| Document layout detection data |

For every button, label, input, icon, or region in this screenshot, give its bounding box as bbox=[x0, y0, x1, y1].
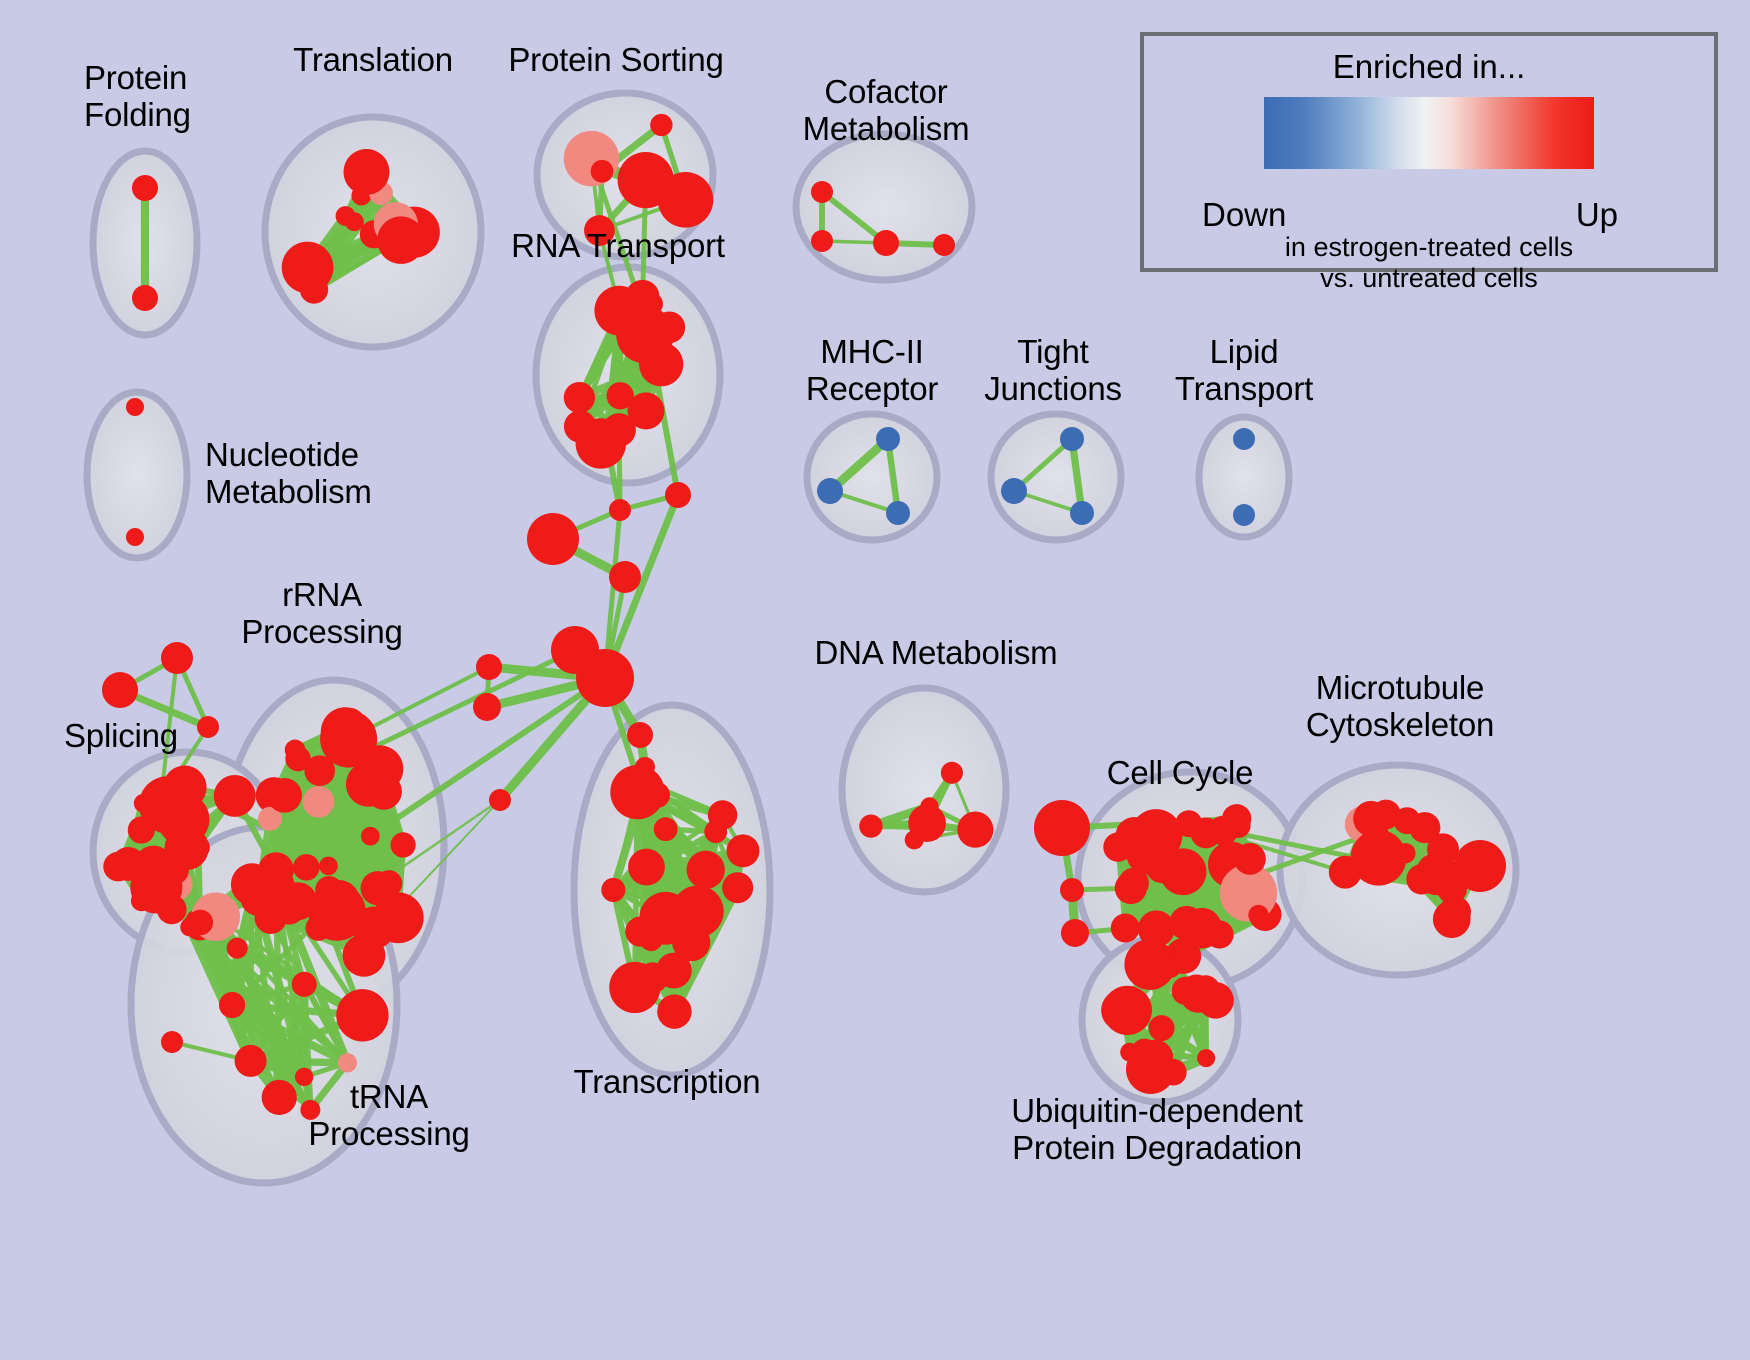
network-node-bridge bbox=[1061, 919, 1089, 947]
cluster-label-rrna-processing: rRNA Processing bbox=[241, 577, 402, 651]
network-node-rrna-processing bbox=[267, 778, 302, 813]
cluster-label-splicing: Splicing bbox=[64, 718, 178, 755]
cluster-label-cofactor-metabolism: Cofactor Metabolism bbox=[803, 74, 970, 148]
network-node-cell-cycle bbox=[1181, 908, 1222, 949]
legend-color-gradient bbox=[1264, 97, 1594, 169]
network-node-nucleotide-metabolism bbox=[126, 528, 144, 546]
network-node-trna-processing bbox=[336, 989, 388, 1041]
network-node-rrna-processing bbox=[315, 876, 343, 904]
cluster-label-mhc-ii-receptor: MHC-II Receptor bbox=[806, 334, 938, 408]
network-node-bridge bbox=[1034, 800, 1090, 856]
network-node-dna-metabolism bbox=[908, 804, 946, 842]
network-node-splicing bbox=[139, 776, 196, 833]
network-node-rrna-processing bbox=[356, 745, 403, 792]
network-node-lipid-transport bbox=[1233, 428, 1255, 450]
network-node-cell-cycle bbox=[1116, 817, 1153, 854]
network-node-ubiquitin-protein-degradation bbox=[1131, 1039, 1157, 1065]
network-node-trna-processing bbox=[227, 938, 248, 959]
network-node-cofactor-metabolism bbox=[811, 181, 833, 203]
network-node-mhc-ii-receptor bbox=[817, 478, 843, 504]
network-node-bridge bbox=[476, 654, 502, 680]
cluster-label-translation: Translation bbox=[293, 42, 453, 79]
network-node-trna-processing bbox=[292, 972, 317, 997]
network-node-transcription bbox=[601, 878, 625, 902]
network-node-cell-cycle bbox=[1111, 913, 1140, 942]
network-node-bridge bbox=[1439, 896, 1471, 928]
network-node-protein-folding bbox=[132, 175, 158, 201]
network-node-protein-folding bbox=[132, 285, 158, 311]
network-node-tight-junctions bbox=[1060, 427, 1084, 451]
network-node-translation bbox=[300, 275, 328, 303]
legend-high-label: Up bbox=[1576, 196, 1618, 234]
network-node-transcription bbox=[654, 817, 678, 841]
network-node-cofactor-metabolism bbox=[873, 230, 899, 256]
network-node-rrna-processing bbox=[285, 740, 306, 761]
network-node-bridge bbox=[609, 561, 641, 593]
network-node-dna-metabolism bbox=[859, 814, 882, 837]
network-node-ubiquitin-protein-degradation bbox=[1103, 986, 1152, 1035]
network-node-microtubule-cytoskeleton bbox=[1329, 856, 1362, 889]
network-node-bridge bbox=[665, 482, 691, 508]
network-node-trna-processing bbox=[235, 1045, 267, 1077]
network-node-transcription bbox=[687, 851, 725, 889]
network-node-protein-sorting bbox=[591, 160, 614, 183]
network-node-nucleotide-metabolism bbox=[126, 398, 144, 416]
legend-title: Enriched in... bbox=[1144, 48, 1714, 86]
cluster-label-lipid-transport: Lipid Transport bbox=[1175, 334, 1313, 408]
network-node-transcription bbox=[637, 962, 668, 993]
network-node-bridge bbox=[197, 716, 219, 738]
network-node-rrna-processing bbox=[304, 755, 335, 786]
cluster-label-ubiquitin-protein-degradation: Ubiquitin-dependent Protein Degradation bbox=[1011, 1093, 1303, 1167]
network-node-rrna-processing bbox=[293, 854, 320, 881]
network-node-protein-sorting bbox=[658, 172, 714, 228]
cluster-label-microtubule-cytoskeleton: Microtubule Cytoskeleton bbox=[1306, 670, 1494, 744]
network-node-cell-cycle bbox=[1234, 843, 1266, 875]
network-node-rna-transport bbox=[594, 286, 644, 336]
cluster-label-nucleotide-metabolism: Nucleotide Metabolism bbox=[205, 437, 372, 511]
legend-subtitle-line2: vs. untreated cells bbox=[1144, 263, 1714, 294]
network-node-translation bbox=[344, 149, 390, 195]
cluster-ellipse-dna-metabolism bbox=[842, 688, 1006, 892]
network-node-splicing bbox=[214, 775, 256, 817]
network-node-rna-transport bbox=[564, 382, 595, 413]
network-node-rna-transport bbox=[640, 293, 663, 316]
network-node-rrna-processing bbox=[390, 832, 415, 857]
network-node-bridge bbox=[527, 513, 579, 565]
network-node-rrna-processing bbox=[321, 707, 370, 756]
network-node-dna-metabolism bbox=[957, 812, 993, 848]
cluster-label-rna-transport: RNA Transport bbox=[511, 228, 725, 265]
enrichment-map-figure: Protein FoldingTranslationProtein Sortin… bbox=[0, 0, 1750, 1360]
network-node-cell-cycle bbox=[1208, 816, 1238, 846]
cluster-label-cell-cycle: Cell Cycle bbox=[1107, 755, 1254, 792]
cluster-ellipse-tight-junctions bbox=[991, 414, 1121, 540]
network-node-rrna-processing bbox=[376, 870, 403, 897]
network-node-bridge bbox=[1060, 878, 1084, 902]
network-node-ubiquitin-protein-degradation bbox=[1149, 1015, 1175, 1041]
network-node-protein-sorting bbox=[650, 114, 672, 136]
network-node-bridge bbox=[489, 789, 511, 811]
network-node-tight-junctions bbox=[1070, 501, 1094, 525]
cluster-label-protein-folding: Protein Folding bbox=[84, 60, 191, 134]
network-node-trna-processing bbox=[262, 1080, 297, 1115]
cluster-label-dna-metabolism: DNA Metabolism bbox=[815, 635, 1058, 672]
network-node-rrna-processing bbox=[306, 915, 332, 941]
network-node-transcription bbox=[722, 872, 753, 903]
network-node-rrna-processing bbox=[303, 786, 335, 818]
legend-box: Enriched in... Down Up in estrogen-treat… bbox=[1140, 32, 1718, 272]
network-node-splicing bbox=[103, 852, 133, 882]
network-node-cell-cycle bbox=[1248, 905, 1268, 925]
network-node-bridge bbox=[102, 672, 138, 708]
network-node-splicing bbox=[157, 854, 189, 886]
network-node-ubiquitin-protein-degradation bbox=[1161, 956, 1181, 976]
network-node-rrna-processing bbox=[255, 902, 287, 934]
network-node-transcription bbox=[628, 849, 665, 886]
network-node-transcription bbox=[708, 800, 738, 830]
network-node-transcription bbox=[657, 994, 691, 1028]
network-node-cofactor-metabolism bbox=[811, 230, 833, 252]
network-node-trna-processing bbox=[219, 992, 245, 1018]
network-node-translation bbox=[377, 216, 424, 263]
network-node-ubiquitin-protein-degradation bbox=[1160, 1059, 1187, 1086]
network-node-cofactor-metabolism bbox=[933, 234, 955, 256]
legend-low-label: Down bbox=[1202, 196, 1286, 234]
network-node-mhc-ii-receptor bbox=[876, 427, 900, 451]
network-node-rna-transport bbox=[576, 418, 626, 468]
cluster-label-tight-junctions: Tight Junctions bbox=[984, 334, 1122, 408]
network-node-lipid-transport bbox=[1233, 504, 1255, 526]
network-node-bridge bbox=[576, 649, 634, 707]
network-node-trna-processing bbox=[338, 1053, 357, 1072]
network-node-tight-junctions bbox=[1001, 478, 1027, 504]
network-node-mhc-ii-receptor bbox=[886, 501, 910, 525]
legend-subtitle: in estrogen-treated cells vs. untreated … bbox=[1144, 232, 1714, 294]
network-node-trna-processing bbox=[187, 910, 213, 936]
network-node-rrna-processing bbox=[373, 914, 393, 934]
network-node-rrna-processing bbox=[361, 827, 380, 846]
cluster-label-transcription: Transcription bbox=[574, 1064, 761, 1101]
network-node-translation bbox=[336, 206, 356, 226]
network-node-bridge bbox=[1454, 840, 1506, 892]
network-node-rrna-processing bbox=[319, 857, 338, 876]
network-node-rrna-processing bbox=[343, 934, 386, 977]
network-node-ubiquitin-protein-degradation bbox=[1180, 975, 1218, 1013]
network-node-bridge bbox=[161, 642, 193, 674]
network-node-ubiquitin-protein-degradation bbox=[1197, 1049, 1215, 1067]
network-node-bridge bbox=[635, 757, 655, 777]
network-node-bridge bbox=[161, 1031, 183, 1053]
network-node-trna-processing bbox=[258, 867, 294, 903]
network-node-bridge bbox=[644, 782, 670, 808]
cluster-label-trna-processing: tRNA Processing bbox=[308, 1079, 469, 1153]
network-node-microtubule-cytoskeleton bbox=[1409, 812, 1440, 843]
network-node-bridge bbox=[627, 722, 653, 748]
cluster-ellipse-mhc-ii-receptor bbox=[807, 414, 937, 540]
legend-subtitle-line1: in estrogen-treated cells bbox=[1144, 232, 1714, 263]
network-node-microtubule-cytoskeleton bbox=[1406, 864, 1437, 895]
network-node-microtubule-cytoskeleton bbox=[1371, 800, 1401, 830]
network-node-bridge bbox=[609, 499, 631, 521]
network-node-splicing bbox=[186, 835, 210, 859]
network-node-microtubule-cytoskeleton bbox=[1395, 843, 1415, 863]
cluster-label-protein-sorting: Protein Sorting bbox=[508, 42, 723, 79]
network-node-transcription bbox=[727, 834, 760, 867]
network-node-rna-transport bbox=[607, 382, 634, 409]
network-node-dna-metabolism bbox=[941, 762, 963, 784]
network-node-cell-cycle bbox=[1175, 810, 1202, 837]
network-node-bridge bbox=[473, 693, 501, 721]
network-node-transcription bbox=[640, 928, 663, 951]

| PROBLEM TO SOLVE |
When a line of the records has the word "Down", pick it out and copy it.

| ANSWER FOR THIS EXERCISE |
legend-box: Enriched in... Down Up in estrogen-treat… bbox=[1140, 32, 1718, 272]
legend-low-label: Down bbox=[1202, 196, 1286, 234]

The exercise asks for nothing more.